◆ **Exercise brief**
Repeat exactly the lines of the listing from the line containing "Decode this image" through its last line, and nothing beyond them.

— Begin Information shown —

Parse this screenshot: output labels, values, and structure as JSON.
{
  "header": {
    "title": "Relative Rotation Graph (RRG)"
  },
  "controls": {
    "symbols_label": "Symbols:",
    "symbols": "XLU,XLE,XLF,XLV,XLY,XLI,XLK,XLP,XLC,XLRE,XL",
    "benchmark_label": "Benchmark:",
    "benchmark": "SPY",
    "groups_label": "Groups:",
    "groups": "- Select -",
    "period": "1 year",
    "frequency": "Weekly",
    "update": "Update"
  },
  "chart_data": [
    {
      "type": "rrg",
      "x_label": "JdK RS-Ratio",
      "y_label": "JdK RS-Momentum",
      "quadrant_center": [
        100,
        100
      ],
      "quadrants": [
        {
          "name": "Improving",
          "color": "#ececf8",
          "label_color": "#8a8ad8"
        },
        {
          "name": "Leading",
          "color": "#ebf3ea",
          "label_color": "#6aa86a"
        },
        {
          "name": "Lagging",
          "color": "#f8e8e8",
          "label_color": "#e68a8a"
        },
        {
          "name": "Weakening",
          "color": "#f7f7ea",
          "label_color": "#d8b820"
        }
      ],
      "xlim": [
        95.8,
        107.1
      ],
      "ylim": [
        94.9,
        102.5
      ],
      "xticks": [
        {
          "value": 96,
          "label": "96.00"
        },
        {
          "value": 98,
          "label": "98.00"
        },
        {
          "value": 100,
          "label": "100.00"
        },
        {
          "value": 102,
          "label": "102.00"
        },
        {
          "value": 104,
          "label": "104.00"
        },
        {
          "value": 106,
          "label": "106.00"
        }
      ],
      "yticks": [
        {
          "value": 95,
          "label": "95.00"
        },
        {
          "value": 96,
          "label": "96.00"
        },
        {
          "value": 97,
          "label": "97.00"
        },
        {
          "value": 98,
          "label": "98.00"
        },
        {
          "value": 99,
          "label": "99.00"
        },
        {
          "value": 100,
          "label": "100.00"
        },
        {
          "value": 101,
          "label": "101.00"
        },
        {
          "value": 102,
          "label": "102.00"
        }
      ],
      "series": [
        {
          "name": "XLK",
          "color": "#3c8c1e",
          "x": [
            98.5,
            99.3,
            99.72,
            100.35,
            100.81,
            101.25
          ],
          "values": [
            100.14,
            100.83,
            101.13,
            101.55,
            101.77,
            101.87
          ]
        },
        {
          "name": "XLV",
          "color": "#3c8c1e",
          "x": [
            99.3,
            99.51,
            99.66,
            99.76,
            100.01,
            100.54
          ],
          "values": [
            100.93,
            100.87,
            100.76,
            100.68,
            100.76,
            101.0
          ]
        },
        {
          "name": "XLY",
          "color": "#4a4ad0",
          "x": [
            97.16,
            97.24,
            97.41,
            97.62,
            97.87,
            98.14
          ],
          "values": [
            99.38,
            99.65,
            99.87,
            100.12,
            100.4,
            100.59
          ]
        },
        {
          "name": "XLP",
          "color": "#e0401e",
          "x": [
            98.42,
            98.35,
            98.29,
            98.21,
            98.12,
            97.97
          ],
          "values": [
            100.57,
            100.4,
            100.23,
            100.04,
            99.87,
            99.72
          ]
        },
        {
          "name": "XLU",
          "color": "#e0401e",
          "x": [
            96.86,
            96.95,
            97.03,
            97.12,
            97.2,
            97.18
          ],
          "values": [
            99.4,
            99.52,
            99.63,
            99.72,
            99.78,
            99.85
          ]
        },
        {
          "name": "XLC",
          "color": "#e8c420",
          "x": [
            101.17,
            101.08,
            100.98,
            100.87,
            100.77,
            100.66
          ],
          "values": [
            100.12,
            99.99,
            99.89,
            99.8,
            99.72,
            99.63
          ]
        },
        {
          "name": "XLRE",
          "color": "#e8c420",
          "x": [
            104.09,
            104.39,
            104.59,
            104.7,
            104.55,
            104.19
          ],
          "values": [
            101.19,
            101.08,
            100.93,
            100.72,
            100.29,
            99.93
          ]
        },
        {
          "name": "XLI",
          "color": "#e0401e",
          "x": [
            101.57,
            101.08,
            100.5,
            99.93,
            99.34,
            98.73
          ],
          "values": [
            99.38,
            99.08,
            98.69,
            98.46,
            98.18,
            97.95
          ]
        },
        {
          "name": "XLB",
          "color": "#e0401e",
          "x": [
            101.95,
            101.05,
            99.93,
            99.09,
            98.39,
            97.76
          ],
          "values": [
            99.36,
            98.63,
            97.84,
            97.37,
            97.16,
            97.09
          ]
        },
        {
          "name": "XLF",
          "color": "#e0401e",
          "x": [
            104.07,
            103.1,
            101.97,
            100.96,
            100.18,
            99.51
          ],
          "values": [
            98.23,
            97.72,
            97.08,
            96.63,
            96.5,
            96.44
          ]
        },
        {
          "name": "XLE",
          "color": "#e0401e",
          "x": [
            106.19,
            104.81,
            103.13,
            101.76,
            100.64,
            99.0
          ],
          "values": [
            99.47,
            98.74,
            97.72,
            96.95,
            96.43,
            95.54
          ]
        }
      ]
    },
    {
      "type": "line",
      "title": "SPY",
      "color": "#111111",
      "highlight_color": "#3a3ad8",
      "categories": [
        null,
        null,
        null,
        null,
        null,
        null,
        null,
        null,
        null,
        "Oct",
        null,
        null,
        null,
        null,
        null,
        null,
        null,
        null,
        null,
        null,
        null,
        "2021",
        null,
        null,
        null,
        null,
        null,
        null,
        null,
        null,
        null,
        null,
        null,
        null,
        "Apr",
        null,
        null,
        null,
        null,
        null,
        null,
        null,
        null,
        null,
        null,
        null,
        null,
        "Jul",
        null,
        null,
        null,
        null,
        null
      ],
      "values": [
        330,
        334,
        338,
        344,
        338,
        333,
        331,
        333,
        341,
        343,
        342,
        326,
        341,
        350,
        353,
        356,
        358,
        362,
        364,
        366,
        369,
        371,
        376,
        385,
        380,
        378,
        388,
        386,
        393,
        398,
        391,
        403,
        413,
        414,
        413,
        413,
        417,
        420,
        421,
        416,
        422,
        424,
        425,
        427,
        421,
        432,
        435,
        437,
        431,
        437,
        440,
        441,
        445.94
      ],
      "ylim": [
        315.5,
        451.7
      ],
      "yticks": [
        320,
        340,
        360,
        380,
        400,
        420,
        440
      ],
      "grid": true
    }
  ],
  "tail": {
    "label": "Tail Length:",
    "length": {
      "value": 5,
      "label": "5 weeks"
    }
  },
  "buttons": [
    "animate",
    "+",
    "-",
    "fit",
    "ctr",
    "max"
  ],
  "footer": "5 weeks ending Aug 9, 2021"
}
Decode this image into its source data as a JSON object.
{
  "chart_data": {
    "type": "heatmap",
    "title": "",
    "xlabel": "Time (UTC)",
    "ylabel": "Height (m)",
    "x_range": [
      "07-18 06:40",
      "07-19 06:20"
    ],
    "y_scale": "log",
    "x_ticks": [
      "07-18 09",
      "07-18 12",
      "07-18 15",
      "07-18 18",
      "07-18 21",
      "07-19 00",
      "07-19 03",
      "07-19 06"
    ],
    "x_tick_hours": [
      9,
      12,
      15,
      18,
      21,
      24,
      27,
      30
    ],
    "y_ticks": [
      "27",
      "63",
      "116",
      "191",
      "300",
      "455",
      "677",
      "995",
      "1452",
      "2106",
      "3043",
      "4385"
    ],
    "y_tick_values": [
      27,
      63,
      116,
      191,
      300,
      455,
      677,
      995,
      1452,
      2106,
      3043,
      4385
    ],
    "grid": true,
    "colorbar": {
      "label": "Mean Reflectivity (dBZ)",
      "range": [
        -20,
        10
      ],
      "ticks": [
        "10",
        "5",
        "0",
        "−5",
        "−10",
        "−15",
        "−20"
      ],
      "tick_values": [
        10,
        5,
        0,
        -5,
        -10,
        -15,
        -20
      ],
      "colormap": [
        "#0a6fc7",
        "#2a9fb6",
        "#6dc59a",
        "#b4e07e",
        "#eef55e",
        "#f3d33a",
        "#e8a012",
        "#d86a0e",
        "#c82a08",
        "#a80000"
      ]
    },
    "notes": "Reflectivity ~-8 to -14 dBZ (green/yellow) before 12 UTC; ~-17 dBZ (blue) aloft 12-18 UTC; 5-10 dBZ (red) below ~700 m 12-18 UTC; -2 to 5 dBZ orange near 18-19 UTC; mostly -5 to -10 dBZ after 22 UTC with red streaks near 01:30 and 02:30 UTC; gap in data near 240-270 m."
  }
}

— End Information shown —

◆ **Exercise result**
Decode this image into its source data as a JSON object.
{
  "chart_data": {
    "type": "heatmap",
    "title": "",
    "xlabel": "Time (UTC)",
    "ylabel": "Height (m)",
    "x_range": [
      "07-18 06:40",
      "07-19 06:20"
    ],
    "y_scale": "log",
    "x_ticks": [
      "07-18 09",
      "07-18 12",
      "07-18 15",
      "07-18 18",
      "07-18 21",
      "07-19 00",
      "07-19 03",
      "07-19 06"
    ],
    "x_tick_hours": [
      9,
      12,
      15,
      18,
      21,
      24,
      27,
      30
    ],
    "y_ticks": [
      "27",
      "63",
      "116",
      "191",
      "300",
      "455",
      "677",
      "995",
      "1452",
      "2106",
      "3043",
      "4385"
    ],
    "y_tick_values": [
      27,
      63,
      116,
      191,
      300,
      455,
      677,
      995,
      1452,
      2106,
      3043,
      4385
    ],
    "grid": true,
    "colorbar": {
      "label": "Mean Reflectivity (dBZ)",
      "range": [
        -20,
        10
      ],
      "ticks": [
        "10",
        "5",
        "0",
        "−5",
        "−10",
        "−15",
        "−20"
      ],
      "tick_values": [
        10,
        5,
        0,
        -5,
        -10,
        -15,
        -20
      ],
      "colormap": [
        "#0a6fc7",
        "#2a9fb6",
        "#6dc59a",
        "#b4e07e",
        "#eef55e",
        "#f3d33a",
        "#e8a012",
        "#d86a0e",
        "#c82a08",
        "#a80000"
      ]
    },
    "notes": "Reflectivity ~-8 to -14 dBZ (green/yellow) before 12 UTC; ~-17 dBZ (blue) aloft 12-18 UTC; 5-10 dBZ (red) below ~700 m 12-18 UTC; -2 to 5 dBZ orange near 18-19 UTC; mostly -5 to -10 dBZ after 22 UTC with red streaks near 01:30 and 02:30 UTC; gap in data near 240-270 m."
  }
}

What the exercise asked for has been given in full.